What to produce ->
Leave out the pictures and transcribe the rest of the records exactly.

(Entries from a dataset)
# # # #

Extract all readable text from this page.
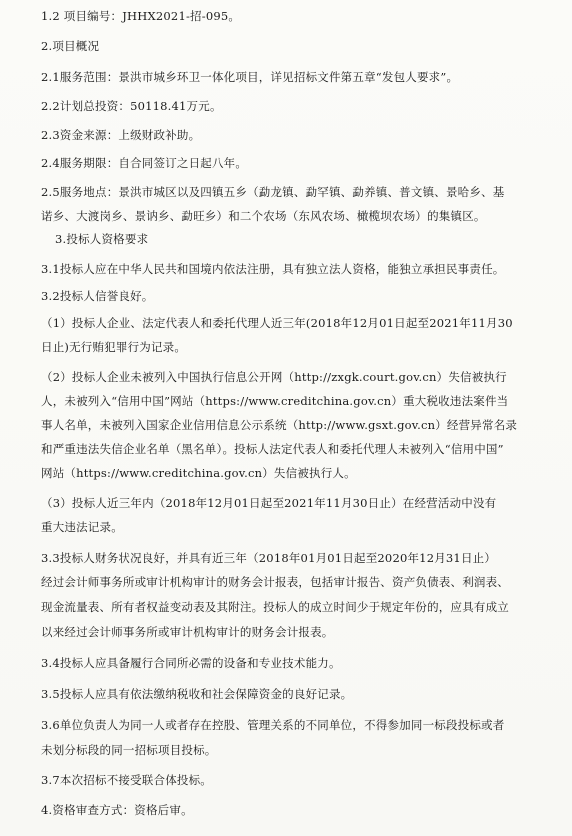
1.2 项目编号：JHHX2021-招-095。
2.项目概况
2.1服务范围：景洪市城乡环卫一体化项目，详见招标文件第五章“发包人要求”。
2.2计划总投资：50118.41万元。
2.3资金来源：上级财政补助。
2.4服务期限：自合同签订之日起八年。
2.5服务地点：景洪市城区以及四镇五乡（勐龙镇、勐罕镇、勐养镇、普文镇、景哈乡、基
诺乡、大渡岗乡、景讷乡、勐旺乡）和二个农场（东风农场、橄榄坝农场）的集镇区。
3.投标人资格要求
3.1投标人应在中华人民共和国境内依法注册，具有独立法人资格，能独立承担民事责任。
3.2投标人信誉良好。
（1）投标人企业、法定代表人和委托代理人近三年(2018年12月01日起至2021年11月30
日止)无行贿犯罪行为记录。
（2）投标人企业未被列入中国执行信息公开网（http://zxgk.court.gov.cn）失信被执行
人，未被列入“信用中国”网站（https://www.creditchina.gov.cn）重大税收违法案件当
事人名单，未被列入国家企业信用信息公示系统（http://www.gsxt.gov.cn）经营异常名录
和严重违法失信企业名单（黑名单）。投标人法定代表人和委托代理人未被列入“信用中国”
网站（https://www.creditchina.gov.cn）失信被执行人。
（3）投标人近三年内（2018年12月01日起至2021年11月30日止）在经营活动中没有
重大违法记录。
3.3投标人财务状况良好，并具有近三年（2018年01月01日起至2020年12月31日止）
经过会计师事务所或审计机构审计的财务会计报表，包括审计报告、资产负债表、利润表、
现金流量表、所有者权益变动表及其附注。投标人的成立时间少于规定年份的，应具有成立
以来经过会计师事务所或审计机构审计的财务会计报表。
3.4投标人应具备履行合同所必需的设备和专业技术能力。
3.5投标人应具有依法缴纳税收和社会保障资金的良好记录。
3.6单位负责人为同一人或者存在控股、管理关系的不同单位，不得参加同一标段投标或者
未划分标段的同一招标项目投标。
3.7本次招标不接受联合体投标。
4.资格审查方式：资格后审。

# # # #

Solved exercise ->
Extract all readable text from this page.
1.2 项目编号：JHHX2021-招-095。
2.项目概况
2.1服务范围：景洪市城乡环卫一体化项目，详见招标文件第五章“发包人要求”。
2.2计划总投资：50118.41万元。
2.3资金来源：上级财政补助。
2.4服务期限：自合同签订之日起八年。
2.5服务地点：景洪市城区以及四镇五乡（勐龙镇、勐罕镇、勐养镇、普文镇、景哈乡、基
诺乡、大渡岗乡、景讷乡、勐旺乡）和二个农场（东风农场、橄榄坝农场）的集镇区。
3.投标人资格要求
3.1投标人应在中华人民共和国境内依法注册，具有独立法人资格，能独立承担民事责任。
3.2投标人信誉良好。
（1）投标人企业、法定代表人和委托代理人近三年(2018年12月01日起至2021年11月30
日止)无行贿犯罪行为记录。
（2）投标人企业未被列入中国执行信息公开网（http://zxgk.court.gov.cn）失信被执行
人，未被列入“信用中国”网站（https://www.creditchina.gov.cn）重大税收违法案件当
事人名单，未被列入国家企业信用信息公示系统（http://www.gsxt.gov.cn）经营异常名录
和严重违法失信企业名单（黑名单）。投标人法定代表人和委托代理人未被列入“信用中国”
网站（https://www.creditchina.gov.cn）失信被执行人。
（3）投标人近三年内（2018年12月01日起至2021年11月30日止）在经营活动中没有
重大违法记录。
3.3投标人财务状况良好，并具有近三年（2018年01月01日起至2020年12月31日止）
经过会计师事务所或审计机构审计的财务会计报表，包括审计报告、资产负债表、利润表、
现金流量表、所有者权益变动表及其附注。投标人的成立时间少于规定年份的，应具有成立
以来经过会计师事务所或审计机构审计的财务会计报表。
3.4投标人应具备履行合同所必需的设备和专业技术能力。
3.5投标人应具有依法缴纳税收和社会保障资金的良好记录。
3.6单位负责人为同一人或者存在控股、管理关系的不同单位，不得参加同一标段投标或者
未划分标段的同一招标项目投标。
3.7本次招标不接受联合体投标。
4.资格审查方式：资格后审。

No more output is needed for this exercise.